__Written problem__: Please rewrite all of the data below as a numbered list, with blank lines dropped and the pictures left out of your answer.

__Data extract__:
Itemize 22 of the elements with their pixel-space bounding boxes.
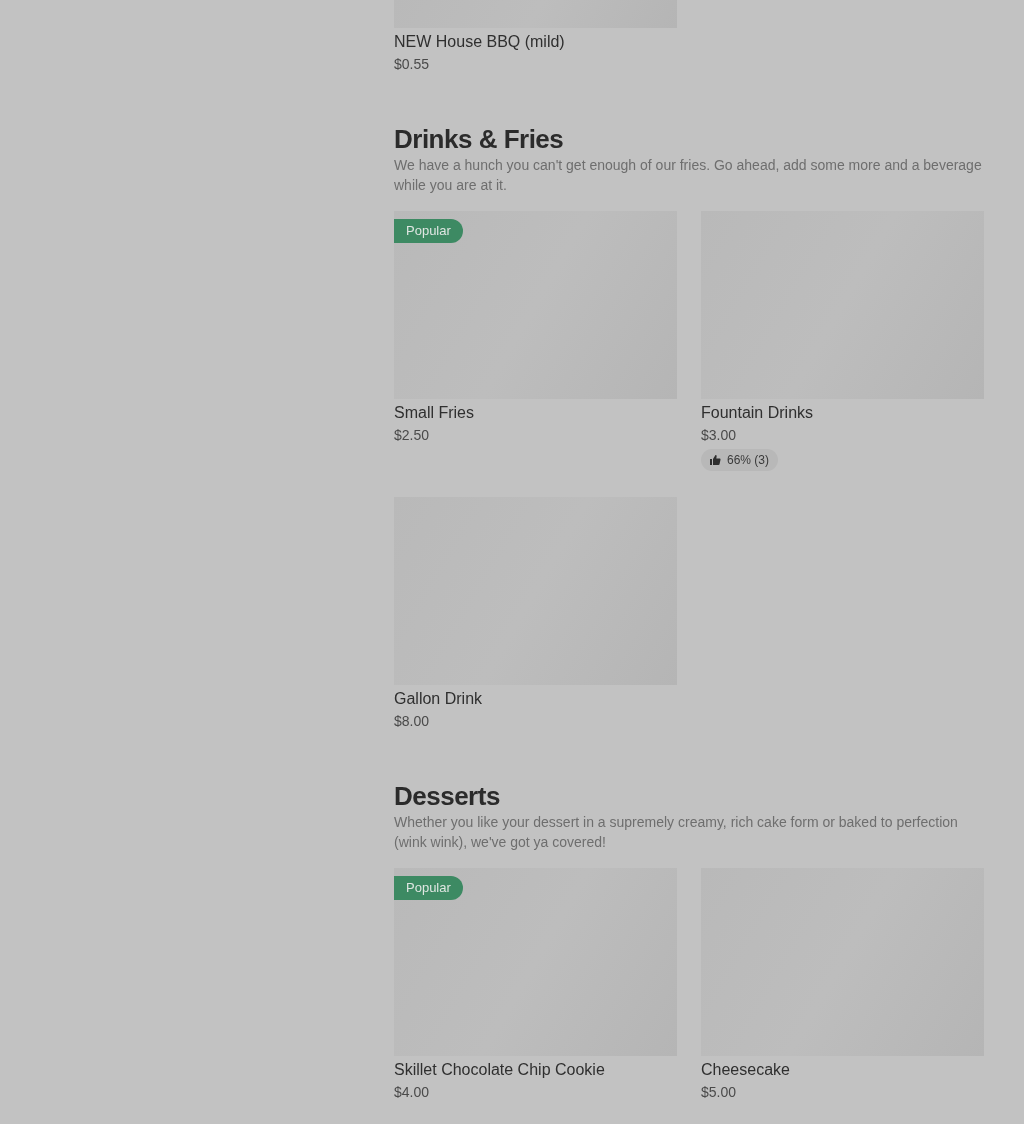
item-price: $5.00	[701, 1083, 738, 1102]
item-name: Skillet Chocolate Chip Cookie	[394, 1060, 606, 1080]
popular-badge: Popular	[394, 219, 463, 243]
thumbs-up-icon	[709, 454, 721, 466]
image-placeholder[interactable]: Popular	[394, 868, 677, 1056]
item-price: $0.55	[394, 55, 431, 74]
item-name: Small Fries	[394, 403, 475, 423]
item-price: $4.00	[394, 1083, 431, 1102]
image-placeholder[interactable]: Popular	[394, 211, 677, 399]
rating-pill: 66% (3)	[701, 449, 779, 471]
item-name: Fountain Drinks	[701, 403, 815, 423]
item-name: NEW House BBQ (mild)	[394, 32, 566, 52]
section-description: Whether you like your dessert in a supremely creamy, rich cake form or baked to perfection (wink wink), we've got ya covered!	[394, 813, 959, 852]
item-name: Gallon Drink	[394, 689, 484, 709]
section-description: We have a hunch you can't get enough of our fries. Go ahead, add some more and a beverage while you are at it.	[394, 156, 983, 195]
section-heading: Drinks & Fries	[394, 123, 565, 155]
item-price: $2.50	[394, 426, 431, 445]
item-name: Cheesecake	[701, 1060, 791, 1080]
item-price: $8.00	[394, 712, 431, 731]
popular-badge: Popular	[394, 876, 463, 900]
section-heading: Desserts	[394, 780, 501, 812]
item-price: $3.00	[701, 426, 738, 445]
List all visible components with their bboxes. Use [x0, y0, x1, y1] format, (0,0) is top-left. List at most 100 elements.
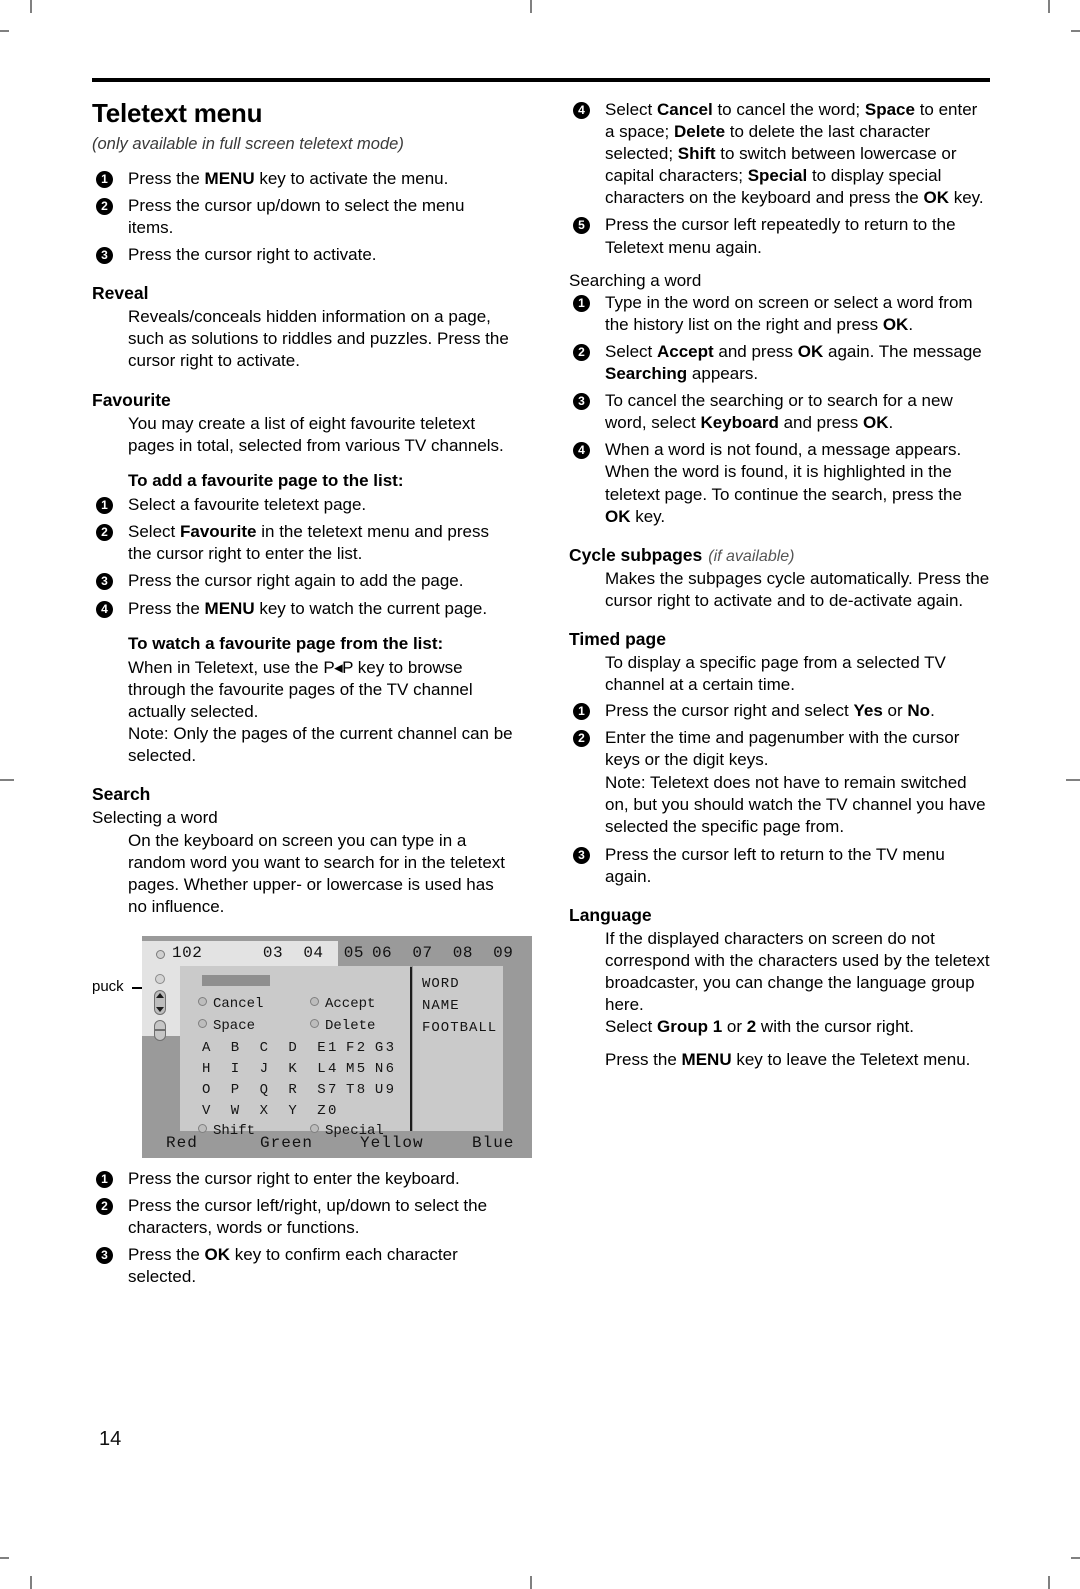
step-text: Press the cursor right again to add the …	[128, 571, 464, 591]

__Solved exercise__:
1. Itemize 22 of the elements with their pixel-space bounding boxes.
2. item-price: $5.00	[701, 1083, 738, 1102]
3. item-name: Skillet Chocolate Chip Cookie	[394, 1060, 606, 1080]
4. popular-badge: Popular	[394, 219, 463, 243]
5. thumbs-up-icon	[709, 454, 721, 466]
6. image-placeholder[interactable]: Popular	[394, 868, 677, 1056]
7. item-price: $0.55	[394, 55, 431, 74]
8. item-name: Small Fries	[394, 403, 475, 423]
9. item-price: $4.00	[394, 1083, 431, 1102]
10. image-placeholder[interactable]: Popular	[394, 211, 677, 399]
11. rating-pill: 66% (3)	[701, 449, 779, 471]
12. item-name: Fountain Drinks	[701, 403, 815, 423]
13. item-name: NEW House BBQ (mild)	[394, 32, 566, 52]
14. section-description: Whether you like your dessert in a supremely creamy, rich cake form or baked to perfection (wink wink), we've got ya covered!	[394, 813, 959, 852]
15. item-name: Gallon Drink	[394, 689, 484, 709]
16. section-description: We have a hunch you can't get enough of our fries. Go ahead, add some more and a beverage while you are at it.	[394, 156, 983, 195]
17. section-heading: Drinks & Fries	[394, 123, 565, 155]
18. item-price: $2.50	[394, 426, 431, 445]
19. item-name: Cheesecake	[701, 1060, 791, 1080]
20. item-price: $8.00	[394, 712, 431, 731]
21. popular-badge: Popular	[394, 876, 463, 900]
22. section-heading: Desserts	[394, 780, 501, 812]
23. item-price: $3.00	[701, 426, 738, 445]
24. List all visible components with their bboxes. Use [x0, y0, x1, y1] format, (0,0) is top-left. List at most 100 elements.
25. step-text: Press the cursor right again to add the …	[128, 571, 464, 591]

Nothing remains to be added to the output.